▶ _Written request_
Make an exact copy of the records, dropping all pictures.

Raw records
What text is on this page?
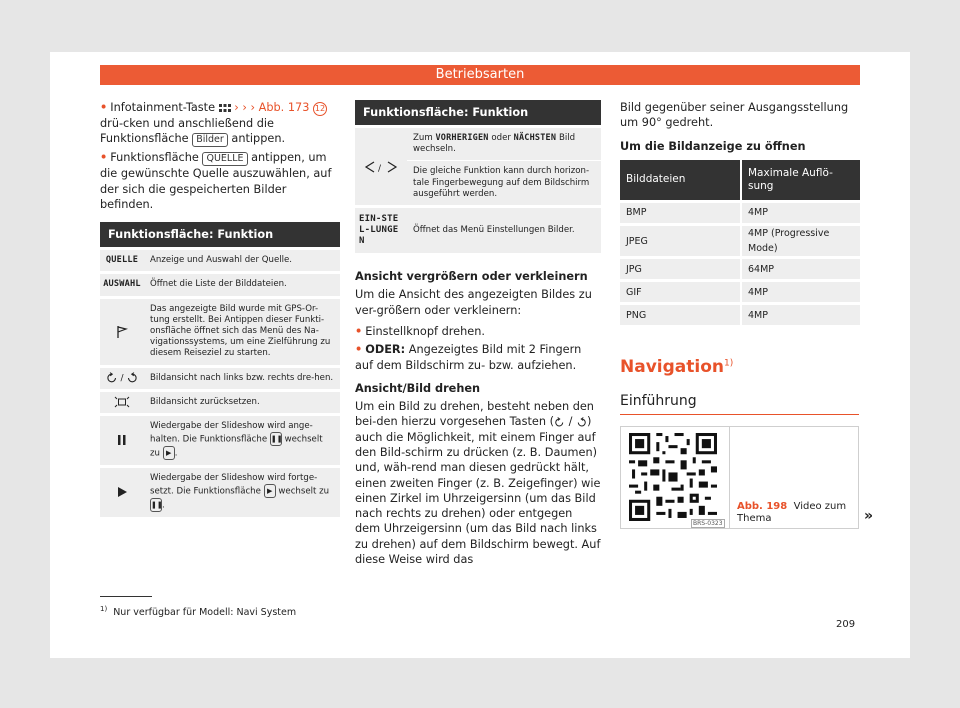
Betriebsarten

• Infotainment-Taste › › › Abb. 173 12 drü-cken und anschließend die Funktionsfläche Bilder antippen.

• Funktionsfläche QUELLE antippen, um die gewünschte Quelle auszuwählen, auf der sich die gespeicherten Bilder befinden.

Funktionsfläche: Funktion	
QUELLE	Anzeige und Auswahl der Quelle.
AUSWAHL	Öffnet die Liste der Bilddateien.
	Das angezeigte Bild wurde mit GPS-Or-tung erstellt. Bei Antippen dieser Funkti-onsfläche öffnet sich das Menü des Na-vigationssystems, um eine Zielführung zu diesem Reiseziel zu starten.
/	Bildansicht nach links bzw. rechts dre-hen.
	Bildansicht zurücksetzen.
	Wiedergabe der Slideshow wird ange-halten. Die Funktionsfläche ❚❚ wechselt zu ▶ .
	Wiedergabe der Slideshow wird fortge-setzt. Die Funktionsfläche ▶ wechselt zu ❚❚.
Funktionsfläche: Funktion	

/	Zum VORHERIGEN oder NÄCHSTEN Bild wechseln.
	Die gleiche Funktion kann durch horizon-tale Fingerbewegung auf dem Bildschirm ausgeführt werden.
EIN-STEL-LUNGEN	Öffnet das Menü Einstellungen Bilder.
Ansicht vergrößern oder verkleinern

Um die Ansicht des angezeigten Bildes zu ver-größern oder verkleinern:

• Einstellknopf drehen.

• ODER: Angezeigtes Bild mit 2 Fingern auf dem Bildschirm zu- bzw. aufziehen.

Ansicht/Bild drehen

Um ein Bild zu drehen, besteht neben den bei-den hierzu vorgesehen Tasten ( / ) auch die Möglichkeit, mit einem Finger auf den Bild-schirm zu drücken (z. B. Daumen) und, wäh-rend man diesen gedrückt hält, einen zweiten Finger (z. B. Zeigefinger) wie einen Zirkel im Uhrzeigersinn (um das Bild nach rechts zu drehen) oder entgegen dem Uhrzeigersinn (um das Bild nach links zu drehen) auf dem Bildschirm bewegt. Auf diese Weise wird das

Bild gegenüber seiner Ausgangsstellung um 90° gedreht.

Um die Bildanzeige zu öffnen
Bilddateien	Maximale Auflö-sung
BMP	4MP
JPEG	4MP (Progressive Mode)
JPG	64MP
GIF	4MP
PNG	4MP
Navigation$^{1)}$
Einführung
BRS-0323
Abb. 198 Video zum Thema	»
$^{1)}$ Nur verfügbar für Modell: Navi System
209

▶ _Right answer_
What text is on this page?
Betriebsarten

• Infotainment-Taste › › › Abb. 173 12 drü-cken und anschließend die Funktionsfläche Bilder antippen.

• Funktionsfläche QUELLE antippen, um die gewünschte Quelle auszuwählen, auf der sich die gespeicherten Bilder befinden.

Funktionsfläche: Funktion	
QUELLE	Anzeige und Auswahl der Quelle.
AUSWAHL	Öffnet die Liste der Bilddateien.
	Das angezeigte Bild wurde mit GPS-Or-tung erstellt. Bei Antippen dieser Funkti-onsfläche öffnet sich das Menü des Na-vigationssystems, um eine Zielführung zu diesem Reiseziel zu starten.
/	Bildansicht nach links bzw. rechts dre-hen.
	Bildansicht zurücksetzen.
	Wiedergabe der Slideshow wird ange-halten. Die Funktionsfläche ❚❚ wechselt zu ▶ .
	Wiedergabe der Slideshow wird fortge-setzt. Die Funktionsfläche ▶ wechselt zu ❚❚.
Funktionsfläche: Funktion	

/	Zum VORHERIGEN oder NÄCHSTEN Bild wechseln.
	Die gleiche Funktion kann durch horizon-tale Fingerbewegung auf dem Bildschirm ausgeführt werden.
EIN-STEL-LUNGEN	Öffnet das Menü Einstellungen Bilder.
Ansicht vergrößern oder verkleinern

Um die Ansicht des angezeigten Bildes zu ver-größern oder verkleinern:

• Einstellknopf drehen.

• ODER: Angezeigtes Bild mit 2 Fingern auf dem Bildschirm zu- bzw. aufziehen.

Ansicht/Bild drehen

Um ein Bild zu drehen, besteht neben den bei-den hierzu vorgesehen Tasten ( / ) auch die Möglichkeit, mit einem Finger auf den Bild-schirm zu drücken (z. B. Daumen) und, wäh-rend man diesen gedrückt hält, einen zweiten Finger (z. B. Zeigefinger) wie einen Zirkel im Uhrzeigersinn (um das Bild nach rechts zu drehen) oder entgegen dem Uhrzeigersinn (um das Bild nach links zu drehen) auf dem Bildschirm bewegt. Auf diese Weise wird das

Bild gegenüber seiner Ausgangsstellung um 90° gedreht.

Um die Bildanzeige zu öffnen
Bilddateien	Maximale Auflö-sung
BMP	4MP
JPEG	4MP (Progressive Mode)
JPG	64MP
GIF	4MP
PNG	4MP
Navigation$^{1)}$
Einführung
BRS-0323
Abb. 198 Video zum Thema	»
$^{1)}$ Nur verfügbar für Modell: Navi System
209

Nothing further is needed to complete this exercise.